**Exercise description**
Extract each line of the items below that contains the word "level", treating uppercase and lowercase as different.

--- Data for processing ---

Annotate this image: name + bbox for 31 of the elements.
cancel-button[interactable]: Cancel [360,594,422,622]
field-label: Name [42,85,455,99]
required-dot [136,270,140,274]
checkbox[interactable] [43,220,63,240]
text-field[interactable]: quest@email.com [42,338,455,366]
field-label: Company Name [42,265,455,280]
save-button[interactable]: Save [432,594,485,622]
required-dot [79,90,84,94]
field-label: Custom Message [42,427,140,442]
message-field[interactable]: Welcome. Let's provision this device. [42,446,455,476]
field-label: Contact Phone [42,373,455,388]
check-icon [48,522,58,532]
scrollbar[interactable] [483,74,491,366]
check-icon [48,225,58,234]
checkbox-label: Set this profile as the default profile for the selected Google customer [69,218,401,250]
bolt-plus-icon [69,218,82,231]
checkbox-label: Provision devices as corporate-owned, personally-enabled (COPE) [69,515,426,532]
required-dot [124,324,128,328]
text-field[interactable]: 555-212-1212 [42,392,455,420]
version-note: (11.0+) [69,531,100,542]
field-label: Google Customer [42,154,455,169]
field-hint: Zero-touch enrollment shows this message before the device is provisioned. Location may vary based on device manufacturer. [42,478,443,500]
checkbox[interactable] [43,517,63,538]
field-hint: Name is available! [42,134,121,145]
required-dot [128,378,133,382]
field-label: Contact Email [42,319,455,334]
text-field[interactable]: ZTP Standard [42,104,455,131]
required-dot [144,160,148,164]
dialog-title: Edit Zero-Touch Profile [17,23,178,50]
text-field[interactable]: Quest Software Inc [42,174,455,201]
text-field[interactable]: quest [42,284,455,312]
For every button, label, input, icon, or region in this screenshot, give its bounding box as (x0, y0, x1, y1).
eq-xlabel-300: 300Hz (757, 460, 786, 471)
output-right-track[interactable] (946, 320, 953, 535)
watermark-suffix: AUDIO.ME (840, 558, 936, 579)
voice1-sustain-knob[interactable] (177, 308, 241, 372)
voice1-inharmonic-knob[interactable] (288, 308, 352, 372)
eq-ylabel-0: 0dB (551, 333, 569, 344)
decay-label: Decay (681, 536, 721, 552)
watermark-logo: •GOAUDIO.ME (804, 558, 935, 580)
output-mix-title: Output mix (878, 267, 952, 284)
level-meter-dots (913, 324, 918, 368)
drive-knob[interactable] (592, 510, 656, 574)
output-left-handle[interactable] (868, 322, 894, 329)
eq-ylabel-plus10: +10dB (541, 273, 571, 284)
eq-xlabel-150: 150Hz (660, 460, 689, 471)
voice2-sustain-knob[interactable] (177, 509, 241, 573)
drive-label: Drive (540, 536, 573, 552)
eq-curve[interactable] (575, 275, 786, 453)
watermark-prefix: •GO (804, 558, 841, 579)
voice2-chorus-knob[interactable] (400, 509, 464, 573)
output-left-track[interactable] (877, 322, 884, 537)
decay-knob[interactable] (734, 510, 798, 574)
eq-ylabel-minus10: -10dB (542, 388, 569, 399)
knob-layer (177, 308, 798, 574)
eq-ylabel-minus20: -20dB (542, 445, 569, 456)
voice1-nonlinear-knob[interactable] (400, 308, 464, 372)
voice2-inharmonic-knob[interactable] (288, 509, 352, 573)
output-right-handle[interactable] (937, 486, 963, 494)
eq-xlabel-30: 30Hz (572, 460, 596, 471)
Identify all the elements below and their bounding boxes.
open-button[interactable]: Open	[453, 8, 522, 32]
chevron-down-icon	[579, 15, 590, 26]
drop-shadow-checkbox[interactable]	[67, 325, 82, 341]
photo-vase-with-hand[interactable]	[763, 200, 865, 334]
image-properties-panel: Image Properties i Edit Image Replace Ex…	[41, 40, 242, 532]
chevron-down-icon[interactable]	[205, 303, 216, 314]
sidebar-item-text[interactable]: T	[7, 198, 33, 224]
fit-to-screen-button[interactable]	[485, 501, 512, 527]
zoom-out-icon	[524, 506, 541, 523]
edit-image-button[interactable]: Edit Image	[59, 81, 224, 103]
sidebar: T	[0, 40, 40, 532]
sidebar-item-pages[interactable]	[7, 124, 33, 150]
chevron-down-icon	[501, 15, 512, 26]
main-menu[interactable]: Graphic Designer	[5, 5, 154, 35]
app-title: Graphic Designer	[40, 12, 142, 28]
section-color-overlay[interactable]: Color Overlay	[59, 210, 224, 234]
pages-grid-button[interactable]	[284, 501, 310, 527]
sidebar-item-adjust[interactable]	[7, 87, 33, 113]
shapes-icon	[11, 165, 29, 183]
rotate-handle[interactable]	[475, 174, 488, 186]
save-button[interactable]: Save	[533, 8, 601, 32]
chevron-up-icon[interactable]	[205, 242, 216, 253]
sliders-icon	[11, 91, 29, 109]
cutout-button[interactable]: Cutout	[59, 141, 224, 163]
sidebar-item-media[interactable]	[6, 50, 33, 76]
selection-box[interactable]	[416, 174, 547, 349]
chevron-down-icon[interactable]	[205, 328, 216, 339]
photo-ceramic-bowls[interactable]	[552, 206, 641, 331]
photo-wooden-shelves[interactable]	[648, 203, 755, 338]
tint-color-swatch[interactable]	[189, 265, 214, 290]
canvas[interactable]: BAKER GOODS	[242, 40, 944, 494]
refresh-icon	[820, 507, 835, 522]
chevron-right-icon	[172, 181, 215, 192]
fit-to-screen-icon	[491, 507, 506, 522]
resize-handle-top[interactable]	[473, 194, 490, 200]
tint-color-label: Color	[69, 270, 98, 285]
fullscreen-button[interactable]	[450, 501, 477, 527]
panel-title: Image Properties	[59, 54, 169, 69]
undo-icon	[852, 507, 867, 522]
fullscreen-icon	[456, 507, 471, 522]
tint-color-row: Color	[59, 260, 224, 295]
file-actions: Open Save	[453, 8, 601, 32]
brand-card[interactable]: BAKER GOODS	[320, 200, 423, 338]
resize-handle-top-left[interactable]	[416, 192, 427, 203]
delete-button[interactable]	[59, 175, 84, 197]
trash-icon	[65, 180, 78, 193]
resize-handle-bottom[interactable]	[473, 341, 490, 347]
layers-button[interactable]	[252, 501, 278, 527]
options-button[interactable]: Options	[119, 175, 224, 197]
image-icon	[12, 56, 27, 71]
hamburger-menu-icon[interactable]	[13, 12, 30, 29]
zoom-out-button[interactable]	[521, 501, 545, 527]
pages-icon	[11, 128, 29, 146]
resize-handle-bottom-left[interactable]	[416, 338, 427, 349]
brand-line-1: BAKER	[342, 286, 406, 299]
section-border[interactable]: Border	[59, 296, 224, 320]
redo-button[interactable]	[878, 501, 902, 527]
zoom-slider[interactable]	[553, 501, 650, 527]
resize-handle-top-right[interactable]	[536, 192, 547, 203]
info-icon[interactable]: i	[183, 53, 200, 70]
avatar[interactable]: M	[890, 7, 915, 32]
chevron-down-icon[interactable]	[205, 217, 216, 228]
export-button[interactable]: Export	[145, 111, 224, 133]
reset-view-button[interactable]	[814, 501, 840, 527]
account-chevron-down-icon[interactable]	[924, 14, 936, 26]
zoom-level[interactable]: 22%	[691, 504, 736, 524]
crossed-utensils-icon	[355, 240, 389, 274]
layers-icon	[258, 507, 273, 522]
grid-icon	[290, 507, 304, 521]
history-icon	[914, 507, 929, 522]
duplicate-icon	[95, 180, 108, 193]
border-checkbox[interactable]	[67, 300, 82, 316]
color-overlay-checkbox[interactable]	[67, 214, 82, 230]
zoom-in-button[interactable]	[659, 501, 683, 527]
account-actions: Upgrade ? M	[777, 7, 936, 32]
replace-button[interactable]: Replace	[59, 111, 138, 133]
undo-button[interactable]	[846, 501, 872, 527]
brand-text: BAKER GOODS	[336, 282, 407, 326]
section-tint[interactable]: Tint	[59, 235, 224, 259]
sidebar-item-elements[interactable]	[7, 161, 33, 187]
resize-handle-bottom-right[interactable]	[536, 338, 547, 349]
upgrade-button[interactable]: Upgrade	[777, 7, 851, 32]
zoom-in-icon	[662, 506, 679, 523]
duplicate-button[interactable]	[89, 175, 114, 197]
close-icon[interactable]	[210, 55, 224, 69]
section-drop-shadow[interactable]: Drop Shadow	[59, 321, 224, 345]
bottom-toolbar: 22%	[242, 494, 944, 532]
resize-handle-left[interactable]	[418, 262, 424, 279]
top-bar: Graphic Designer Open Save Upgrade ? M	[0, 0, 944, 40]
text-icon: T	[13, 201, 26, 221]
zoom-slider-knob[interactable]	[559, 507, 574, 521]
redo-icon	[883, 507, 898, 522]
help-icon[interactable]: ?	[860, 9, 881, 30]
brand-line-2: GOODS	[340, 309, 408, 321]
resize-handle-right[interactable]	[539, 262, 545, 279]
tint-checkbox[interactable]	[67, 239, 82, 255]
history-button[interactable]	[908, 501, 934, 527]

---

**Solution to the problem**
level-meter-dots (913, 324, 918, 368)
zoom-level[interactable]: 22%	[691, 504, 736, 524]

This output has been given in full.